Extrait source:
%%

Néonazis, antifascistes, écolos… Quand les vêtements deviennent politiques
Le choix de ses habits peut en dire long sur ses préférences politiques, que ce soit délibéré ou non. Certaines marques, elles, ont été associées à des causes bien malgré elles.
Dis-moi ce que tu portes, je te dirai pour qui tu votes. Attention, formulée de la sorte, une telle assertion laisse la porte ouverte à tous les clichés. Il n’est pas certain, même s’ils existent, que tous les spécimens porteurs de montres Rolex, mocassins à glands et pull posé sur les épaules soient de droite. Il n’est pas indispensable non plus que chaque individu affublé d’un sarouel, d’une blouse en lin et de Birkenstock vote à gauche, ou écolo, ou les deux. De telles considérations seraient réductrices. Les vêtements, les chaussures, les accessoires, les marques portés peuvent cependant dénoter l’appartenance à une catégorie sociale, certes, mais aussi l’expression de valeurs, de convictions, voire d’orientations politiques. Ce n’est pas qu’une vague intuition, ni qu’une accumulation de clichés. Cela fait l’objet d’études marketing les plus sérieuses, portant sur «les marques comme vecteur d’expression de soi», comme l’indique Gordy Pleyers, professeur de marketing à la Louvain School of Management (UCLouvain).

%%

Consigne écrite 1: D'après l'extrait source, quel poste Gordy Pleyers occupe-t-il ?

Données disponibles:

%%

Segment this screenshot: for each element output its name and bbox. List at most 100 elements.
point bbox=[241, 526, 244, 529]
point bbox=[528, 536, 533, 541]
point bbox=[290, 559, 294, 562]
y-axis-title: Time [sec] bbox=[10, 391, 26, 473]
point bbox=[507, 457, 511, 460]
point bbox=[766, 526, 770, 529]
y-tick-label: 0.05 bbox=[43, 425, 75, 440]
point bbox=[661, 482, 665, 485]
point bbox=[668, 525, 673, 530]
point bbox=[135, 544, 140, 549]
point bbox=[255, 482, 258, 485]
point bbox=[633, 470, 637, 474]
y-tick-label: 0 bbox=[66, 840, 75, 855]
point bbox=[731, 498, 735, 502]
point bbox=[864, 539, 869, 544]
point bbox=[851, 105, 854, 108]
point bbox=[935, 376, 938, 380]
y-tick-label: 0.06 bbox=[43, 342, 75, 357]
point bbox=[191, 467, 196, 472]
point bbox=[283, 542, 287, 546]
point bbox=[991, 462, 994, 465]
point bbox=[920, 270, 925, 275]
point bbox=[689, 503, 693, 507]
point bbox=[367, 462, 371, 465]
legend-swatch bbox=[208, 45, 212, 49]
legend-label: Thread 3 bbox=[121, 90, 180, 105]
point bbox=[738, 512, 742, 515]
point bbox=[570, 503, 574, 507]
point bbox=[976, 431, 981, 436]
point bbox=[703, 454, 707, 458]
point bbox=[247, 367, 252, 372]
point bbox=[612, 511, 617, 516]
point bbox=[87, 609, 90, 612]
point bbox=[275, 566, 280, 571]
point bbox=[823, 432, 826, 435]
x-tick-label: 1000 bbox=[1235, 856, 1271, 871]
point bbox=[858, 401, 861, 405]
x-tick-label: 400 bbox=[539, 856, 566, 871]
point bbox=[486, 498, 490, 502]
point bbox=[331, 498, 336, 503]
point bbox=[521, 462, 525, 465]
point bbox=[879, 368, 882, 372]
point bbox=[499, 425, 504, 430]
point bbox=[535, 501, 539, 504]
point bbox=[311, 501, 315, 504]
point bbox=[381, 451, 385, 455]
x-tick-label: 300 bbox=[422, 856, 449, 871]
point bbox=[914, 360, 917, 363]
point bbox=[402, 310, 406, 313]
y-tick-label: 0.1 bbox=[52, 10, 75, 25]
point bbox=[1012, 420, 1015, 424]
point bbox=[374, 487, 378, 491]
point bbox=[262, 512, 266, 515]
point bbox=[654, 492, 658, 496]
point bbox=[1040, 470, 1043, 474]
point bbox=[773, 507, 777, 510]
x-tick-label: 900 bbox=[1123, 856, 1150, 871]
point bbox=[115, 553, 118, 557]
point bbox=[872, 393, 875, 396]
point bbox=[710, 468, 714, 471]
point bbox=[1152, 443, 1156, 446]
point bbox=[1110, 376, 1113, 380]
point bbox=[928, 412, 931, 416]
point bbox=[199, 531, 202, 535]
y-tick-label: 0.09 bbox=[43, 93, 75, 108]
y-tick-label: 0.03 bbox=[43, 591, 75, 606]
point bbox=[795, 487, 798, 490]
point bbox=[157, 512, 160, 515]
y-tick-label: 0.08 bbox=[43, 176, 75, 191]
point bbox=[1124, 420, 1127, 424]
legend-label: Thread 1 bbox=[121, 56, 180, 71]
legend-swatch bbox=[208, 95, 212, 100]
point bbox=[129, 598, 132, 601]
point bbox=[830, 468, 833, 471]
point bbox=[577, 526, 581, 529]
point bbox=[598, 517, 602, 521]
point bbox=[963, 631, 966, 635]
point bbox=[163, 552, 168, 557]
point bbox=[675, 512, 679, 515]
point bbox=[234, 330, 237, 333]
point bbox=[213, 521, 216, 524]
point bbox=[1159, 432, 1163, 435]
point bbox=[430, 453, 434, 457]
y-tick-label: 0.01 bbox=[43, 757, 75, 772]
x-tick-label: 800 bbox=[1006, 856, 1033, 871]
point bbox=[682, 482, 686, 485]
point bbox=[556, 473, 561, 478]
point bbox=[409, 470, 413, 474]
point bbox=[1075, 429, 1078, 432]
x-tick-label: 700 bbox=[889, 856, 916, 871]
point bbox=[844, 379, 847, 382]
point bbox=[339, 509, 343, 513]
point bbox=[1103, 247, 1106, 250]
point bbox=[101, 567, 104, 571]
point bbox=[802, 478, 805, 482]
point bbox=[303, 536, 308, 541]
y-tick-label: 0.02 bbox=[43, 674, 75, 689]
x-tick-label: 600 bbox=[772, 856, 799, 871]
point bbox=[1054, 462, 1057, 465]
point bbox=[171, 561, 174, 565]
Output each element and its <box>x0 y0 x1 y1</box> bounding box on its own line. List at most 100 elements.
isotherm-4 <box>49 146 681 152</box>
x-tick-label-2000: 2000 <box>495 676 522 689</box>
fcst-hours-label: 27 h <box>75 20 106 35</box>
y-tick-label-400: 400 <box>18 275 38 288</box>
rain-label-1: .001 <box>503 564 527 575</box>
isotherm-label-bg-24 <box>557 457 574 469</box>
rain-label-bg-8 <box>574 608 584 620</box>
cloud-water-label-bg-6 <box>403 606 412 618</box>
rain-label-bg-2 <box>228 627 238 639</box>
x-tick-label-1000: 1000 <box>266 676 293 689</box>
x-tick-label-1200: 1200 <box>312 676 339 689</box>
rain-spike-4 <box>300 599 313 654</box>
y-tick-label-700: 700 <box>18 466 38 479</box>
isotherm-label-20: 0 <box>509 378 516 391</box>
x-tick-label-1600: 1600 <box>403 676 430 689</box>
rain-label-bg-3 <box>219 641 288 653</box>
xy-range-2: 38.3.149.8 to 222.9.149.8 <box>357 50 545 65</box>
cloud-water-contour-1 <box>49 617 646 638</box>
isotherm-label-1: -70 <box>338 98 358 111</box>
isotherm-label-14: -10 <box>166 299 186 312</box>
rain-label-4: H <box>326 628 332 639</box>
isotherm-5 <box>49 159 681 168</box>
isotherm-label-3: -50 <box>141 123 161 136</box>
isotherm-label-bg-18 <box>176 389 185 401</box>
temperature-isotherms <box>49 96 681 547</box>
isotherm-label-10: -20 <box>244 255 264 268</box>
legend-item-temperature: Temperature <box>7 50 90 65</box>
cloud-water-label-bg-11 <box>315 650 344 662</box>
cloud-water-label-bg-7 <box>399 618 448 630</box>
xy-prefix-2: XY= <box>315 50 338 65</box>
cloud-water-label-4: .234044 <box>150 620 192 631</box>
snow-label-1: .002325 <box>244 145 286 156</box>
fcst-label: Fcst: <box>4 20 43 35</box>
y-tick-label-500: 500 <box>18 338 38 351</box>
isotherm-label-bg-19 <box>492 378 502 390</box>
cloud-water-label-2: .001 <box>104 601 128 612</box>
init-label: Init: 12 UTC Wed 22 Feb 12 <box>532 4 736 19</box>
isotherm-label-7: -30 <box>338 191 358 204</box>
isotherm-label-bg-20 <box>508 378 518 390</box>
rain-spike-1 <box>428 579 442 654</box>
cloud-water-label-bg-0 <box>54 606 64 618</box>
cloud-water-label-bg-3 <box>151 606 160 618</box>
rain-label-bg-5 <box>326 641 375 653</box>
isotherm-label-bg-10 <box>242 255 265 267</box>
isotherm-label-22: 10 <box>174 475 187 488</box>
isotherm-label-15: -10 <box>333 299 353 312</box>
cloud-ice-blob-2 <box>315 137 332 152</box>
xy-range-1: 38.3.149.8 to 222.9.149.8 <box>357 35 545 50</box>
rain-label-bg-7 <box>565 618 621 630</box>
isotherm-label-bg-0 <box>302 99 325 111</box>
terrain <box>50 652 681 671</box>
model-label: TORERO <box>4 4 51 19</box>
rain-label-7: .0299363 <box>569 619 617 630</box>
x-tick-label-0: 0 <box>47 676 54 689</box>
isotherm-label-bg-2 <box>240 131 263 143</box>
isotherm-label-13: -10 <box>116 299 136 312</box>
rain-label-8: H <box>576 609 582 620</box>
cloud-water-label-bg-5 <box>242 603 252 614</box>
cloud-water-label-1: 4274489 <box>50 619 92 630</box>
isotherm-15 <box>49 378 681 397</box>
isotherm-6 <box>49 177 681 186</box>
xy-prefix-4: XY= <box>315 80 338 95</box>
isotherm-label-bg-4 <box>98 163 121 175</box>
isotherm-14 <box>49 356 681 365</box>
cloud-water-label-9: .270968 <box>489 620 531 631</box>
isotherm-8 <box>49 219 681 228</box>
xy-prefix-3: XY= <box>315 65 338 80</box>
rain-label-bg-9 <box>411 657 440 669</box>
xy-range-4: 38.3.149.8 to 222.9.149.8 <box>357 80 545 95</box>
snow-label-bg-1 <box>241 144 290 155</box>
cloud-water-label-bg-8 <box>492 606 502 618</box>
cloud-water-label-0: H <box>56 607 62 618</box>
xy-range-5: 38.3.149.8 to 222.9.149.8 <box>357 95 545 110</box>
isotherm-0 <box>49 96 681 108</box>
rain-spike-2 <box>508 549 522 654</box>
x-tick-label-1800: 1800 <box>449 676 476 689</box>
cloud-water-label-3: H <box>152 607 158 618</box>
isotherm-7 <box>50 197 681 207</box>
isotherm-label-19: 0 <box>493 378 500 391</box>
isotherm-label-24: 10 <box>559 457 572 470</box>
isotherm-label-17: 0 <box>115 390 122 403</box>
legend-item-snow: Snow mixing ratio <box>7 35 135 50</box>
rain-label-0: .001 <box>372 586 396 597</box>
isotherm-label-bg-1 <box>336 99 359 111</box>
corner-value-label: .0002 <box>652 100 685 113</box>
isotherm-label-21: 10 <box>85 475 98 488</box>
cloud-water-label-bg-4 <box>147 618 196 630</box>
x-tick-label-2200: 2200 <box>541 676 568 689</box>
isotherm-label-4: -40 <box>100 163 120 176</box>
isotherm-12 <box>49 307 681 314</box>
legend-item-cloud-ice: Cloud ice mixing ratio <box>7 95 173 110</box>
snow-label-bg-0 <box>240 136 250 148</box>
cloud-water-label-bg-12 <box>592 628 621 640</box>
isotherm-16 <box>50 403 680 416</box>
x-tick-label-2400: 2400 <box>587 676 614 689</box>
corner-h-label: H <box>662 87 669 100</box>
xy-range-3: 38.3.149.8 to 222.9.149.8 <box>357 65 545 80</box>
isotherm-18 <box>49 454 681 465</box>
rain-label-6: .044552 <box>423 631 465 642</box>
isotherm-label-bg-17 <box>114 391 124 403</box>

%%

Consigne écrite 2: Veuillez présenter en tableau Markdown les lignes de la liste, de la première jusqu'à la ligne contenant "point bbox=[507, 457, 511, 460]", celle-ci comprise. Mettez le numéro de ligne dans une colonne N° et le texte dans une colonne Contenu, sans les lignes vides.

Réponse attendue 1: Professeur de marketing à la Louvain School of Management (UCLouvain).

Réponse attendue 2:
| N° | Contenu |
|---|---|
| 1 | Segment this screenshot: for each element output its name and bbox. List at most 100 elements. |
| 2 | point bbox=[241, 526, 244, 529] |
| 3 | point bbox=[528, 536, 533, 541] |
| 4 | point bbox=[290, 559, 294, 562] |
| 5 | y-axis-title: Time [sec] bbox=[10, 391, 26, 473] |
| 6 | point bbox=[507, 457, 511, 460] |